__MATERIAL SHOWN__.
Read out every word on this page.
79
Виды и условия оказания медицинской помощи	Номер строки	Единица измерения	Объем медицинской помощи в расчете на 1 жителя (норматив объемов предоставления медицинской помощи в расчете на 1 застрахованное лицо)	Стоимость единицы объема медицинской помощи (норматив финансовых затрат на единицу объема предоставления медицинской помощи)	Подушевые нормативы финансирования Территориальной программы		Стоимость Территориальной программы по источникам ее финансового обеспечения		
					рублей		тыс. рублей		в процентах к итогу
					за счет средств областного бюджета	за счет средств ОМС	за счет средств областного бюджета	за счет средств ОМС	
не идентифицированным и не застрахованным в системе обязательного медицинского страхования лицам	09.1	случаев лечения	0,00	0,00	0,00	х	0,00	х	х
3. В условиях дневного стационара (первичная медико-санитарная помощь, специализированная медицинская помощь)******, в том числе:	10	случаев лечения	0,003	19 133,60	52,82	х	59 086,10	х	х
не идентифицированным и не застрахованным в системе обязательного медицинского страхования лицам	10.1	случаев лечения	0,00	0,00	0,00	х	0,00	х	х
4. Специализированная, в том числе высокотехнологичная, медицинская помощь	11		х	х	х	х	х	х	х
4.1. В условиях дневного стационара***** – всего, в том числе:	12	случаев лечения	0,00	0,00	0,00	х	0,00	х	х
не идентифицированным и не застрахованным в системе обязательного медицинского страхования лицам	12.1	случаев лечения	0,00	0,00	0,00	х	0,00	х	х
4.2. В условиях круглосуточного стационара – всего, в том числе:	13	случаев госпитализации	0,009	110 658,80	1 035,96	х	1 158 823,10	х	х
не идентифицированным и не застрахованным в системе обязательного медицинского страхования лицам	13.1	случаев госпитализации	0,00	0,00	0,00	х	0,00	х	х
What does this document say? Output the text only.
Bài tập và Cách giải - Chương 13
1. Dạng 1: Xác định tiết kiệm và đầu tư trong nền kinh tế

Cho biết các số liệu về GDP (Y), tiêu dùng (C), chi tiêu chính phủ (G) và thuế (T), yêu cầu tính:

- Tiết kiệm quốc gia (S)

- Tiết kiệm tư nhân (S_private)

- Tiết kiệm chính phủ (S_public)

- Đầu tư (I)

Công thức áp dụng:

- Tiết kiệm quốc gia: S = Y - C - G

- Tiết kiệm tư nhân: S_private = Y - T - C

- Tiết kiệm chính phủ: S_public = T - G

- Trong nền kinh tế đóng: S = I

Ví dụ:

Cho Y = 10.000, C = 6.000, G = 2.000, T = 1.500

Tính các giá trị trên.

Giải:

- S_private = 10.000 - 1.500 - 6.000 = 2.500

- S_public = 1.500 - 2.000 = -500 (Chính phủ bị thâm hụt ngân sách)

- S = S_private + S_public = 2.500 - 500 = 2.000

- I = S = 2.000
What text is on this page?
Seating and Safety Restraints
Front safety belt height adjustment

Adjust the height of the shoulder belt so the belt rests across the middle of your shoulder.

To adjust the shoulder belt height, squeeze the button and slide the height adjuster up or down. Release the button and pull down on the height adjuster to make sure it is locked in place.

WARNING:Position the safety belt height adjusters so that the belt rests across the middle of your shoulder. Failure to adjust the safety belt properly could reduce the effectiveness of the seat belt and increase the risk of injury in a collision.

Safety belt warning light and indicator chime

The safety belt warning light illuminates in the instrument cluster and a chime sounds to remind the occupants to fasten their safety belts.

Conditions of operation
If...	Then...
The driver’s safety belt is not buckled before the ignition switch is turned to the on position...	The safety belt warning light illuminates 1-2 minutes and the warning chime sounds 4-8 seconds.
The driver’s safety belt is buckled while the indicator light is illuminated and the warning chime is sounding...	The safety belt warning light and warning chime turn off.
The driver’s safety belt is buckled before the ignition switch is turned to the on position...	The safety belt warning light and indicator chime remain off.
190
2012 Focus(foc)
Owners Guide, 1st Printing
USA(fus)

__WHAT YOU HAVE TO DO__. The listing above must be transcribed exactly, line by line.

__RESPONSE FOR THIS EXERCISE__.
Read out every word on this page.
79
Виды и условия оказания медицинской помощи	Номер строки	Единица измерения	Объем медицинской помощи в расчете на 1 жителя (норматив объемов предоставления медицинской помощи в расчете на 1 застрахованное лицо)	Стоимость единицы объема медицинской помощи (норматив финансовых затрат на единицу объема предоставления медицинской помощи)	Подушевые нормативы финансирования Территориальной программы		Стоимость Территориальной программы по источникам ее финансового обеспечения		
					рублей		тыс. рублей		в процентах к итогу
					за счет средств областного бюджета	за счет средств ОМС	за счет средств областного бюджета	за счет средств ОМС	
не идентифицированным и не застрахованным в системе обязательного медицинского страхования лицам	09.1	случаев лечения	0,00	0,00	0,00	х	0,00	х	х
3. В условиях дневного стационара (первичная медико-санитарная помощь, специализированная медицинская помощь)******, в том числе:	10	случаев лечения	0,003	19 133,60	52,82	х	59 086,10	х	х
не идентифицированным и не застрахованным в системе обязательного медицинского страхования лицам	10.1	случаев лечения	0,00	0,00	0,00	х	0,00	х	х
4. Специализированная, в том числе высокотехнологичная, медицинская помощь	11		х	х	х	х	х	х	х
4.1. В условиях дневного стационара***** – всего, в том числе:	12	случаев лечения	0,00	0,00	0,00	х	0,00	х	х
не идентифицированным и не застрахованным в системе обязательного медицинского страхования лицам	12.1	случаев лечения	0,00	0,00	0,00	х	0,00	х	х
4.2. В условиях круглосуточного стационара – всего, в том числе:	13	случаев госпитализации	0,009	110 658,80	1 035,96	х	1 158 823,10	х	х
не идентифицированным и не застрахованным в системе обязательного медицинского страхования лицам	13.1	случаев госпитализации	0,00	0,00	0,00	х	0,00	х	х
What does this document say? Output the text only.
Bài tập và Cách giải - Chương 13
1. Dạng 1: Xác định tiết kiệm và đầu tư trong nền kinh tế

Cho biết các số liệu về GDP (Y), tiêu dùng (C), chi tiêu chính phủ (G) và thuế (T), yêu cầu tính:

- Tiết kiệm quốc gia (S)

- Tiết kiệm tư nhân (S_private)

- Tiết kiệm chính phủ (S_public)

- Đầu tư (I)

Công thức áp dụng:

- Tiết kiệm quốc gia: S = Y - C - G

- Tiết kiệm tư nhân: S_private = Y - T - C

- Tiết kiệm chính phủ: S_public = T - G

- Trong nền kinh tế đóng: S = I

Ví dụ:

Cho Y = 10.000, C = 6.000, G = 2.000, T = 1.500

Tính các giá trị trên.

Giải:

- S_private = 10.000 - 1.500 - 6.000 = 2.500

- S_public = 1.500 - 2.000 = -500 (Chính phủ bị thâm hụt ngân sách)

- S = S_private + S_public = 2.500 - 500 = 2.000

- I = S = 2.000
What text is on this page?
Seating and Safety Restraints
Front safety belt height adjustment

Adjust the height of the shoulder belt so the belt rests across the middle of your shoulder.

To adjust the shoulder belt height, squeeze the button and slide the height adjuster up or down. Release the button and pull down on the height adjuster to make sure it is locked in place.

WARNING:Position the safety belt height adjusters so that the belt rests across the middle of your shoulder. Failure to adjust the safety belt properly could reduce the effectiveness of the seat belt and increase the risk of injury in a collision.

Safety belt warning light and indicator chime

The safety belt warning light illuminates in the instrument cluster and a chime sounds to remind the occupants to fasten their safety belts.

Conditions of operation
If...	Then...
The driver’s safety belt is not buckled before the ignition switch is turned to the on position...	The safety belt warning light illuminates 1-2 minutes and the warning chime sounds 4-8 seconds.
The driver’s safety belt is buckled while the indicator light is illuminated and the warning chime is sounding...	The safety belt warning light and warning chime turn off.
The driver’s safety belt is buckled before the ignition switch is turned to the on position...	The safety belt warning light and indicator chime remain off.
190
2012 Focus(foc)
Owners Guide, 1st Printing
USA(fus)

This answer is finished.